### Task to carry out
Wherever the word "image" appears in a line, copy that line.

### Material supplied

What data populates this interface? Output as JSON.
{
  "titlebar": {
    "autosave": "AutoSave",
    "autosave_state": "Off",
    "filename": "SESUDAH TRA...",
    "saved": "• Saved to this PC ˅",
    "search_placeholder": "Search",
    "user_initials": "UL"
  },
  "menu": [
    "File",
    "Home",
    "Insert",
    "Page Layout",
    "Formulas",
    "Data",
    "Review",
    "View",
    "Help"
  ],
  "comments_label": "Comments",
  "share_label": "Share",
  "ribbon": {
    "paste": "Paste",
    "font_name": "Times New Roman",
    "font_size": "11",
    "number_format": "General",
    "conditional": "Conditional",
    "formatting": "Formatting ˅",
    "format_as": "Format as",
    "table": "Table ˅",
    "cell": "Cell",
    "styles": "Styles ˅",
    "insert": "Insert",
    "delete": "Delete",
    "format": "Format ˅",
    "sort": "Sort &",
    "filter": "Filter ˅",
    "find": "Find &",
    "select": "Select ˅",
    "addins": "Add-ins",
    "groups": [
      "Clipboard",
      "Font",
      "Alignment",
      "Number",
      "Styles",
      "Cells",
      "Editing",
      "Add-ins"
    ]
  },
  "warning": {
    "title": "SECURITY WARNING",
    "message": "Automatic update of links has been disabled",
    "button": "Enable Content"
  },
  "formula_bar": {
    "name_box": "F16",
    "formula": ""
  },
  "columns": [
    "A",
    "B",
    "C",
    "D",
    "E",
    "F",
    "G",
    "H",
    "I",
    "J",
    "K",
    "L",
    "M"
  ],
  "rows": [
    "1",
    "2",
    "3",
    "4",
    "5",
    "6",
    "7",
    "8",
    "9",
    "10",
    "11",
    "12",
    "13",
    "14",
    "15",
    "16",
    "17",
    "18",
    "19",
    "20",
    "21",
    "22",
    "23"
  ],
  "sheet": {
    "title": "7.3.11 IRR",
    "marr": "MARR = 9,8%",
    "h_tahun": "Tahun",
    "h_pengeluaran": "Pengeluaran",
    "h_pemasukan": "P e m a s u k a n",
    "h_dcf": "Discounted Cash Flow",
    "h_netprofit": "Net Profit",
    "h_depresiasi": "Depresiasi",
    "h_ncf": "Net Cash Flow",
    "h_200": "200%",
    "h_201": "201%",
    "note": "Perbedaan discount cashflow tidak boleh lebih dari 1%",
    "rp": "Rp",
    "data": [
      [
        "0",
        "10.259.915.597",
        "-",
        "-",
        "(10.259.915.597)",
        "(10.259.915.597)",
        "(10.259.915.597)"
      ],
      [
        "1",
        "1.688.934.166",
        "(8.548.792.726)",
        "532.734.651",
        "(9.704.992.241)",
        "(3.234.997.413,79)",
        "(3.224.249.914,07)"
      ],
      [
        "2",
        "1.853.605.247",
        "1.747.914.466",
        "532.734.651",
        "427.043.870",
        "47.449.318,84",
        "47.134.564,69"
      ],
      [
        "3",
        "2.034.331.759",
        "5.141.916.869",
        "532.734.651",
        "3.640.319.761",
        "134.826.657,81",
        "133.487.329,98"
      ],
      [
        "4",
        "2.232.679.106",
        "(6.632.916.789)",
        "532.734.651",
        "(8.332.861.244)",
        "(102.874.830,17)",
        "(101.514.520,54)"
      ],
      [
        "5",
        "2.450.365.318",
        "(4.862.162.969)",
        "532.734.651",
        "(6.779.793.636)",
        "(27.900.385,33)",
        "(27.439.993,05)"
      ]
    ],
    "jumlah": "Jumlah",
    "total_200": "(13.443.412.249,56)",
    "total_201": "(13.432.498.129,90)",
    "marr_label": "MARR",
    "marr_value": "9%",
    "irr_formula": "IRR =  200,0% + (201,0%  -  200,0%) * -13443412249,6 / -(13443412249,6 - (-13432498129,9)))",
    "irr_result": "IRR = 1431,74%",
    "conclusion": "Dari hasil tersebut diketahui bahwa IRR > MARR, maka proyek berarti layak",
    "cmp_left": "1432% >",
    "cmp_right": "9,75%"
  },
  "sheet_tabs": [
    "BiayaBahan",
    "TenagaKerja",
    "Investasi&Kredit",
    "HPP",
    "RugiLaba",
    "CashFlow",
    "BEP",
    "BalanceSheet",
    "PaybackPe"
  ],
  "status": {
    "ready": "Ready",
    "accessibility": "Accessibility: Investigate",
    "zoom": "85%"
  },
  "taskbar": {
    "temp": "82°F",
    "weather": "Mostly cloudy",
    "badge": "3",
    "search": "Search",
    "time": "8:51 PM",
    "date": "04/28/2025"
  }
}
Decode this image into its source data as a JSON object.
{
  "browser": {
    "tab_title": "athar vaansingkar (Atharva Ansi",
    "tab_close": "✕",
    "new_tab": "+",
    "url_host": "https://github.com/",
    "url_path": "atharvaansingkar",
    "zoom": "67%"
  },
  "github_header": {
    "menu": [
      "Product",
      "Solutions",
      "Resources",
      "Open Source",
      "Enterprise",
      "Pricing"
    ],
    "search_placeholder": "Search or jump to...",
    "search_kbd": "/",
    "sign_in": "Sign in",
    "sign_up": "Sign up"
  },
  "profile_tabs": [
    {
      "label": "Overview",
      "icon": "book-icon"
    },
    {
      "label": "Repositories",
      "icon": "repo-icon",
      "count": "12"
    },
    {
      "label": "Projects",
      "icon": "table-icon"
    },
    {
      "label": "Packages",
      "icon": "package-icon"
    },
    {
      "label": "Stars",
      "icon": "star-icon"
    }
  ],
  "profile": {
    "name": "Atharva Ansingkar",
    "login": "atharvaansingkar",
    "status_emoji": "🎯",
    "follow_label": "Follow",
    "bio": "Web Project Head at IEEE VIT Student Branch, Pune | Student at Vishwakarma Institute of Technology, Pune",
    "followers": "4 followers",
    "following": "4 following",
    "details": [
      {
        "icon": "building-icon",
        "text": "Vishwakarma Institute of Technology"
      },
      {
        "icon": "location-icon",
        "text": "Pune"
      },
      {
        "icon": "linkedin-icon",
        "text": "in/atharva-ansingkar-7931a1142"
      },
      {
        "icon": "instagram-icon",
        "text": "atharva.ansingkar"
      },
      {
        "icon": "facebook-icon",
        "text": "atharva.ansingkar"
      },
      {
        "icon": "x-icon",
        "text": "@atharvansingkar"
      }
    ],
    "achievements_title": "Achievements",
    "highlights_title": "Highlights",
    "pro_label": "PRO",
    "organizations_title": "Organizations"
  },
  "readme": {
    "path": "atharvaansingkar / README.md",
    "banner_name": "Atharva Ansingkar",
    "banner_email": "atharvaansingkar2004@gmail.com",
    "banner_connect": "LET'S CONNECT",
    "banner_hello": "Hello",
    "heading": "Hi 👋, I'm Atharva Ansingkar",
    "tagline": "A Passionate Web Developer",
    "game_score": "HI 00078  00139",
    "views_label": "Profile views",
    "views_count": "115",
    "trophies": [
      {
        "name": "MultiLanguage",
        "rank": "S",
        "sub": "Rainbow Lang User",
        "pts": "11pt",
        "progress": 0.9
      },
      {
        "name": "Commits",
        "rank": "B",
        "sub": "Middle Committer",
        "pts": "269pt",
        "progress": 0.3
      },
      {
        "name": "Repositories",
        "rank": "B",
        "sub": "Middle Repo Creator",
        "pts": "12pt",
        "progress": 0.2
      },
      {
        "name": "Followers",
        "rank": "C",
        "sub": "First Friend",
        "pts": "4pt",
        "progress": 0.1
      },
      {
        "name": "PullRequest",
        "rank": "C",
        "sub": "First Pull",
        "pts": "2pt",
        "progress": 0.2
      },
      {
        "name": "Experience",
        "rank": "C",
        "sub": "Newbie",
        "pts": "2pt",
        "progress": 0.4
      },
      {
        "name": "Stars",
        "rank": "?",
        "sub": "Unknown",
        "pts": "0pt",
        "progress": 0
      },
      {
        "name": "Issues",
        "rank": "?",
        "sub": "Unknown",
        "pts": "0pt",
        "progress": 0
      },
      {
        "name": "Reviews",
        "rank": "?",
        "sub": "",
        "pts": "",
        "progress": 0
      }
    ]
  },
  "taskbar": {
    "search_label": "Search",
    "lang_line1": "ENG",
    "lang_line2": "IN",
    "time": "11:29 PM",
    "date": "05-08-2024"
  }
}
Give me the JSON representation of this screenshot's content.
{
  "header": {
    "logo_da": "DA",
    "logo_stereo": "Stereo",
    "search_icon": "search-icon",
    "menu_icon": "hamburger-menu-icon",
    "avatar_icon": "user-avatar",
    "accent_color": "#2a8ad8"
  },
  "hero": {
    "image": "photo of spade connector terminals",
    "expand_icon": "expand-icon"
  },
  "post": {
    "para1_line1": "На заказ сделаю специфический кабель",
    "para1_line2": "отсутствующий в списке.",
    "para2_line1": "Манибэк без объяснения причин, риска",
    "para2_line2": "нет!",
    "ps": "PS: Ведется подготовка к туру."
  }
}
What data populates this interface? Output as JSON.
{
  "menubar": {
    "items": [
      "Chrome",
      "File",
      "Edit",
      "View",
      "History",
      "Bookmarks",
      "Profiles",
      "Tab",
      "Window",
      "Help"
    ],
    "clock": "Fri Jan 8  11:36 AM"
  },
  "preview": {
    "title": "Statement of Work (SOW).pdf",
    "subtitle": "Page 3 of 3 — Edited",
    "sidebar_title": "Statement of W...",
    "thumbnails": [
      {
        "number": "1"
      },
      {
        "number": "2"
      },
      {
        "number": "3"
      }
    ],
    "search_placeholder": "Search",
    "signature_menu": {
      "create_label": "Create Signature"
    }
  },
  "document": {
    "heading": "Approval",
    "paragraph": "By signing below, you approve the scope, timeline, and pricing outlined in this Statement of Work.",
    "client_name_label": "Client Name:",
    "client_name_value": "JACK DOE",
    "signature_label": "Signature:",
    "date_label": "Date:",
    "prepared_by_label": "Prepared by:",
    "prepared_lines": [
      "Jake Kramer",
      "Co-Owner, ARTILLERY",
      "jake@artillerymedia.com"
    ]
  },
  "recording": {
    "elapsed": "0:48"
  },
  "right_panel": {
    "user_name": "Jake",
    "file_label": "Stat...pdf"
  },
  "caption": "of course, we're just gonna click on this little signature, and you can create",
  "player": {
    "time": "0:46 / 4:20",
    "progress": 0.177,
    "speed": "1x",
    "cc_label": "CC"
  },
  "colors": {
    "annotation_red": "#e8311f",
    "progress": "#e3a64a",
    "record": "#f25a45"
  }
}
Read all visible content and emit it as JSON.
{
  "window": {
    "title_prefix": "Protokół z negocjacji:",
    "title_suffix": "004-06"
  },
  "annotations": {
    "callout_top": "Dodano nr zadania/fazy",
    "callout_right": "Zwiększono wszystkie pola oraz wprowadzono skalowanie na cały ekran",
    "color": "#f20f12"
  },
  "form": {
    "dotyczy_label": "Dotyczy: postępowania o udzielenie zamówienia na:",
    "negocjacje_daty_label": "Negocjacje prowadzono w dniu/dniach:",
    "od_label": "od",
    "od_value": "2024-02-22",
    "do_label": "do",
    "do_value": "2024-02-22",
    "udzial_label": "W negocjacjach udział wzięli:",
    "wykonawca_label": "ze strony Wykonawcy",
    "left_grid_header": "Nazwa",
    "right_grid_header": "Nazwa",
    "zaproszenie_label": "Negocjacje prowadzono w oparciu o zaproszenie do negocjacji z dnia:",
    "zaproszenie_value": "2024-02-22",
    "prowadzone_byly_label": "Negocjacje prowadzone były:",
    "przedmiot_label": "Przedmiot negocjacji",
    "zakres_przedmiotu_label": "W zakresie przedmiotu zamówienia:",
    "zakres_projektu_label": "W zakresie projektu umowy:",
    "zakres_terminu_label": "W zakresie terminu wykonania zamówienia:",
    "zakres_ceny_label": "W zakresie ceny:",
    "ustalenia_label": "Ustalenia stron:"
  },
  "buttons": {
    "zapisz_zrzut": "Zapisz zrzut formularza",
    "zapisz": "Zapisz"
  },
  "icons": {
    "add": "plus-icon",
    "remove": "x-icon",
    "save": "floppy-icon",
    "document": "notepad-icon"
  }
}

### Finished task
Decode this image into its source data as a JSON object.
    "image": "photo of spade connector terminals",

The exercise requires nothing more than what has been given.